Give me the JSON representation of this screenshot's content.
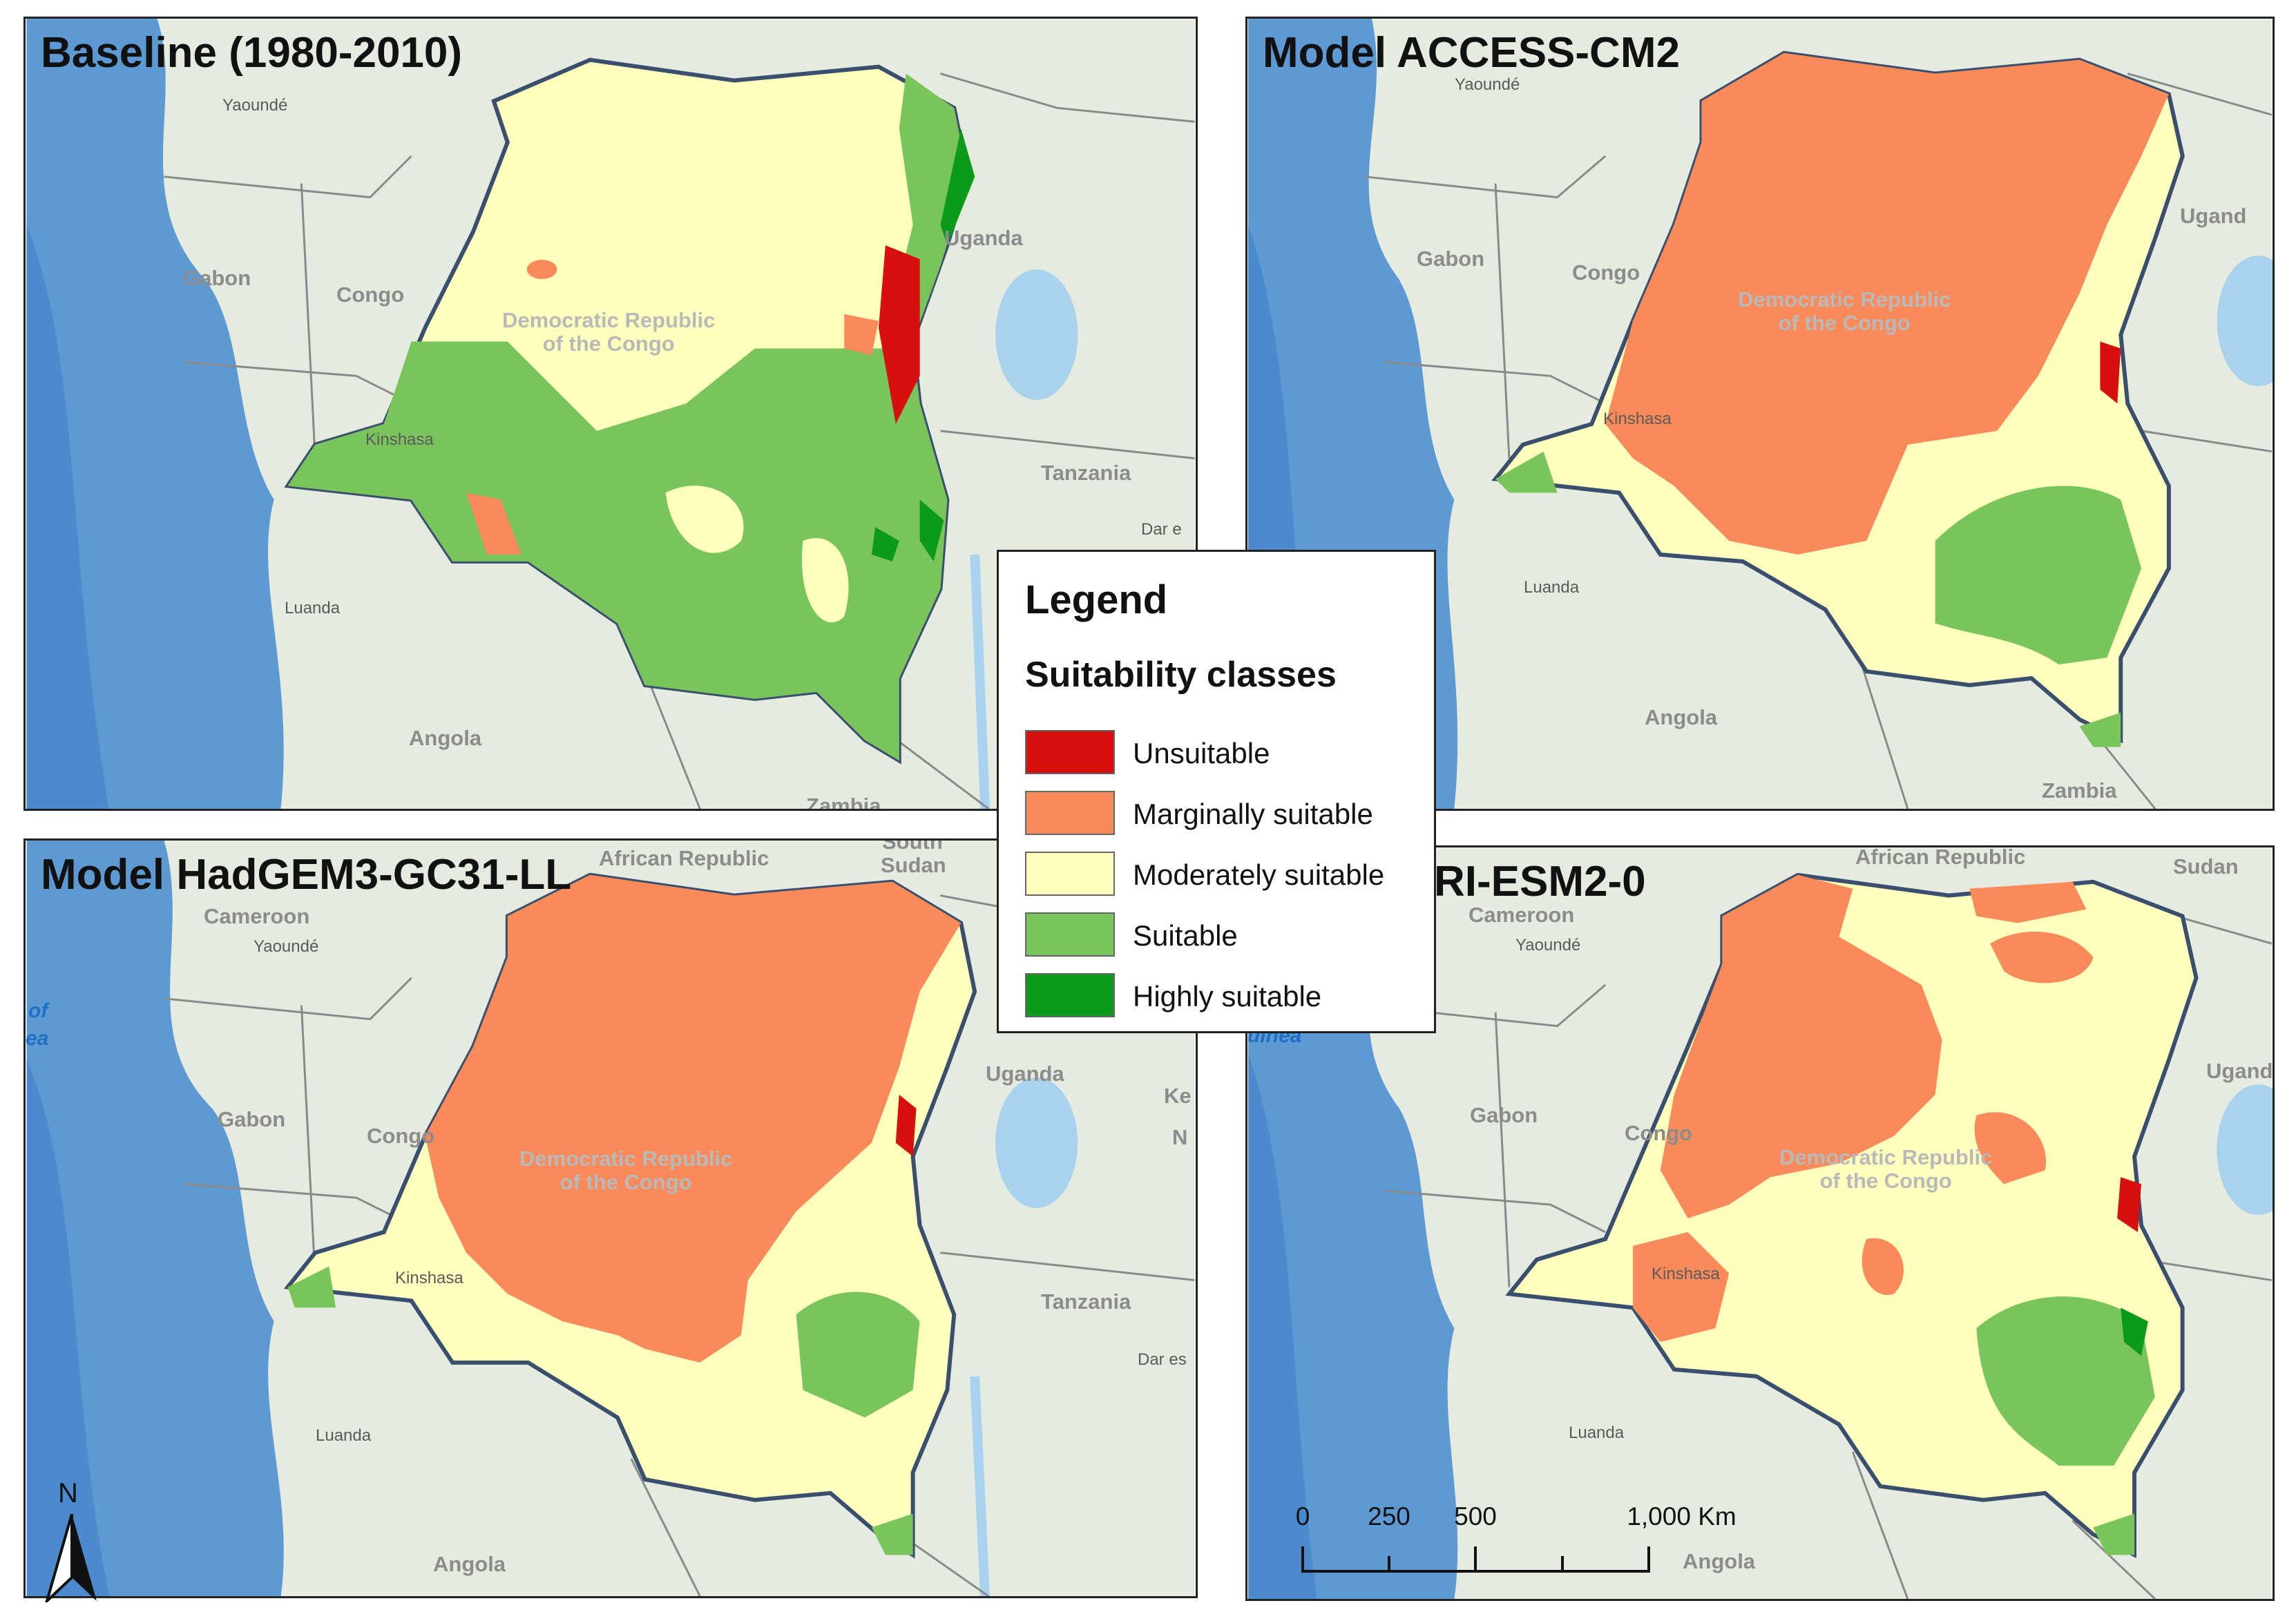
{
  "panels": [
    {
      "title": "Baseline (1980-2010)"
    },
    {
      "title": "Model ACCESS-CM2"
    },
    {
      "title": "Model HadGEM3-GC31-LL"
    },
    {
      "title": "Model MRI-ESM2-0"
    }
  ],
  "place_labels": {
    "yaounde": "Yaoundé",
    "gabon": "Gabon",
    "congo": "Congo",
    "drc_line1": "Democratic Republic",
    "drc_line2": "of the Congo",
    "kinshasa": "Kinshasa",
    "uganda": "Uganda",
    "uganda_partial": "Ugand",
    "tanzania": "Tanzania",
    "dar": "Dar e",
    "dar_alt": "Dar es",
    "luanda": "Luanda",
    "angola": "Angola",
    "zambia": "Zambia",
    "cameroon": "Cameroon",
    "car": "African Republic",
    "south_sudan_1": "South",
    "south_sudan_2": "Sudan",
    "sudan": "Sudan",
    "gulf_1": "of",
    "gulf_2": "ea",
    "gulf_mri": "uinea",
    "k_partial": "Ke",
    "n_partial": "N"
  },
  "legend": {
    "title": "Legend",
    "subtitle": "Suitability classes",
    "items": [
      {
        "label": "Unsuitable",
        "color": "#d7100f"
      },
      {
        "label": "Marginally suitable",
        "color": "#f98a5a"
      },
      {
        "label": "Moderately suitable",
        "color": "#ffffbe"
      },
      {
        "label": "Suitable",
        "color": "#79c55c"
      },
      {
        "label": "Highly suitable",
        "color": "#0c9a1a"
      }
    ]
  },
  "north_arrow": {
    "label": "N"
  },
  "scale_bar": {
    "ticks": [
      "0",
      "250",
      "500",
      "1,000 Km"
    ]
  },
  "basemap_colors": {
    "ocean": "#5d9ad4",
    "ocean_deep": "#3f82c8",
    "land": "#e6ebdf",
    "lake": "#a9d2ef",
    "border": "#8a8a8a",
    "drc_outline": "#3a4f6e"
  }
}
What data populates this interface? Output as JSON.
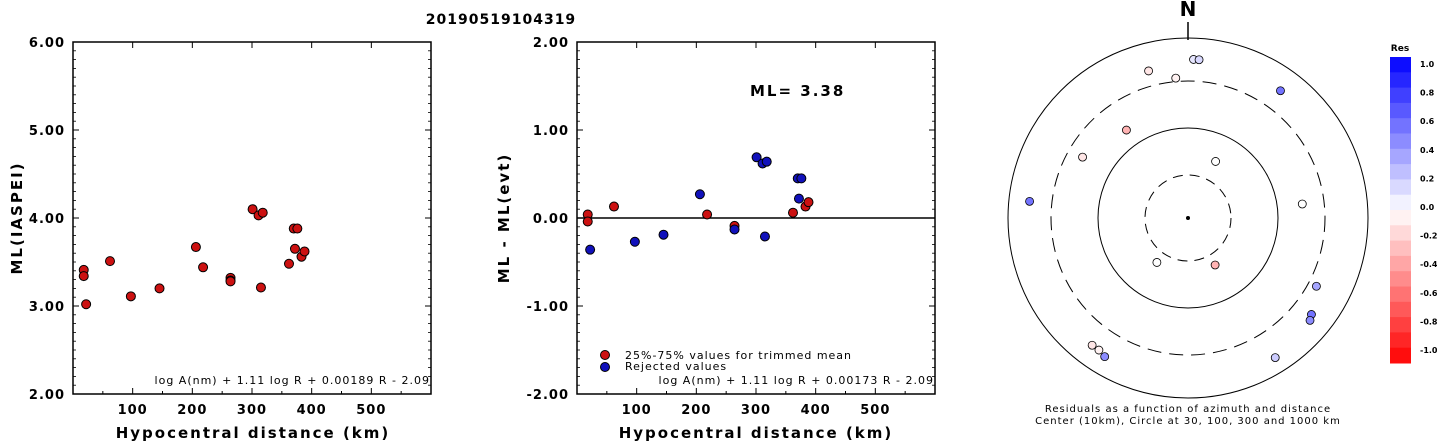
|---|
• TASK INSTRUCTIONS: Identify the lines of the data that contain the word "Model". Copy each of them.

• CORRECT RESPONSE:
      "title": "Model ACCESS-CM2"
      "title": "Model HadGEM3-GC31-LL"
      "title": "Model MRI-ESM2-0"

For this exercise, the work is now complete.